• _Goal_: From the tender offer amendment, quote everything from "Item 11 is hereby" down to "Parent on January 21, 1997.".

• _Selected excerpt_:
Item 10.  Additional Information.

        Item 10 is hereby amended and supplemented by the following:

        (e) On January 21, 1997, Parent announced that a preliminary vote
count by the independent inspector of election for the Pennsylvania Special
Meeting indicated that the Company's shareholders overwhelmingly defeated
the Articles Amendment. Parent also indicated that, pursuant to its
previous pledge to Company shareholders, on January 22, 1997 it would amend
the Offer to reduce the number of Shares sought to 8.2 million Shares
(approximately 9.9% of the Common Shares outstanding as of December 5,
1996, the most recent date for which such information is publicly
available).

 Item 11.  Material to be Filed as Exhibits.

        Item 11 is hereby amended and supplemented by the following:

        (a)(94) Text of Advertisement appearing in newspapers commencing
                January 21, 1997.

        (a)(95) Text of Speech made by David R. Goode, Chairman, President
                and Chief Executive Officer of Parent, at the Pennsylvania
                Special Meeting on January 17, 1997.

        (a)(96) Press Release issued by Parent on January 21, 1997.

        (a)(97) Text of Letter sent by David R. Goode, Chairman, President
                and Chief Executive Officer of Parent, to David M. LeVan,
                Chairman, President and Chief Executive Officer of the
                Company and John W. Snow, Chairman, President and
                Chief Executive Officer of CSX on January 21, 1997.

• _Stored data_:
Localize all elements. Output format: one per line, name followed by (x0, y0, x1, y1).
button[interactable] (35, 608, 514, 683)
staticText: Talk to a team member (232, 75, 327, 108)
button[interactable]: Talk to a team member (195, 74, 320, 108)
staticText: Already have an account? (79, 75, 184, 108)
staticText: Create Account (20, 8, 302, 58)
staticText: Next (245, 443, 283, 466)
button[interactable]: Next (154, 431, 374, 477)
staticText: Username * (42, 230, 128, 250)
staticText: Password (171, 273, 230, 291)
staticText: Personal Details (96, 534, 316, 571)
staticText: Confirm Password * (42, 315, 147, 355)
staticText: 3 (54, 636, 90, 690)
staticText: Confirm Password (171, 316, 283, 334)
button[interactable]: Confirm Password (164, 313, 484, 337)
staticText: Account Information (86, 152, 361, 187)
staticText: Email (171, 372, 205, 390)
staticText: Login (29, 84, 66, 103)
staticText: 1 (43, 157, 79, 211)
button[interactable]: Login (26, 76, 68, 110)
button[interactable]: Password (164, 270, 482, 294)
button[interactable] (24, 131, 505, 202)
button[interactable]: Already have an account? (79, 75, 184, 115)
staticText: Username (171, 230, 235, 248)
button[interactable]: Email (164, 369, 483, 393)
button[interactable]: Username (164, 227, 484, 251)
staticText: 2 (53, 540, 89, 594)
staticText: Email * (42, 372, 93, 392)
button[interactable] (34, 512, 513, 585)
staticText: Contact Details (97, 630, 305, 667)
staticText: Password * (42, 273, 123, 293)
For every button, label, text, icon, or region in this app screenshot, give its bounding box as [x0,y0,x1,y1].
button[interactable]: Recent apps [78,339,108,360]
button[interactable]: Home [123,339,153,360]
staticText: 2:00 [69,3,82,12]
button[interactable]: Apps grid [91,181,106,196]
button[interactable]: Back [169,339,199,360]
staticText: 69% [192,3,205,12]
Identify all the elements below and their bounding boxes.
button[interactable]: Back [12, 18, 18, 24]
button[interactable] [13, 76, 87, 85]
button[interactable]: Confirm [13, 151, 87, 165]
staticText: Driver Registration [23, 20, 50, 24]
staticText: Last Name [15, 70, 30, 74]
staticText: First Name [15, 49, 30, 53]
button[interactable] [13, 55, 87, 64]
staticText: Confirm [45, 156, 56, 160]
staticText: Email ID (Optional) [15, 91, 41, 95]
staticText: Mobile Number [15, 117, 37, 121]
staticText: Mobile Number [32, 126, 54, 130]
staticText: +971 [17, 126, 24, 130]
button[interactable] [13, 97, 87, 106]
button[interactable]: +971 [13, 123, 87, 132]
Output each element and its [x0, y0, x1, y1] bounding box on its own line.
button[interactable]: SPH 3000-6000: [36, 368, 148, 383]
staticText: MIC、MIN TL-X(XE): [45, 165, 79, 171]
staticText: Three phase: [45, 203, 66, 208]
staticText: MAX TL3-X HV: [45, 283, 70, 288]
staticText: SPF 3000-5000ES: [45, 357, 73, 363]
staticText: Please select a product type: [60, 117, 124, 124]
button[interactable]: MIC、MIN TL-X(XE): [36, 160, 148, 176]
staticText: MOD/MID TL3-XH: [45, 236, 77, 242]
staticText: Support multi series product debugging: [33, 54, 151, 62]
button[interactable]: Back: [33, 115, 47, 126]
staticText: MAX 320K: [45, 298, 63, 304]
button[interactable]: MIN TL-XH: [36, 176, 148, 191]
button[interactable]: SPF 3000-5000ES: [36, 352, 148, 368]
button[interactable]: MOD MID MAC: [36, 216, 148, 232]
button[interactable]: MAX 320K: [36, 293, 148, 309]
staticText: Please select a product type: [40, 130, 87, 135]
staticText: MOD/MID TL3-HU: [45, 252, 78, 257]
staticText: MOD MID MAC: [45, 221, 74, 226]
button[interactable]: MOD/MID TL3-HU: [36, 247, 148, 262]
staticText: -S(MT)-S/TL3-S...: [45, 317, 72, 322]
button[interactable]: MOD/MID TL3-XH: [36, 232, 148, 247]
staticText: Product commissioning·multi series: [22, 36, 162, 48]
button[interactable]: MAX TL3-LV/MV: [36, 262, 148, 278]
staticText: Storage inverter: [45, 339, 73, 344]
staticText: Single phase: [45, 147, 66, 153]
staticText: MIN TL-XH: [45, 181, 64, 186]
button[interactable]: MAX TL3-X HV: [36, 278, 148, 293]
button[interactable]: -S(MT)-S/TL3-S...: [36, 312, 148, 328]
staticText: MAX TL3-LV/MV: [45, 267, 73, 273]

• _Full output_:
Item 11 is hereby amended and supplemented by the following:

        (a)(94) Text of Advertisement appearing in newspapers commencing
                January 21, 1997.

        (a)(95) Text of Speech made by David R. Goode, Chairman, President
                and Chief Executive Officer of Parent, at the Pennsylvania
                Special Meeting on January 17, 1997.

        (a)(96) Press Release issued by Parent on January 21, 1997.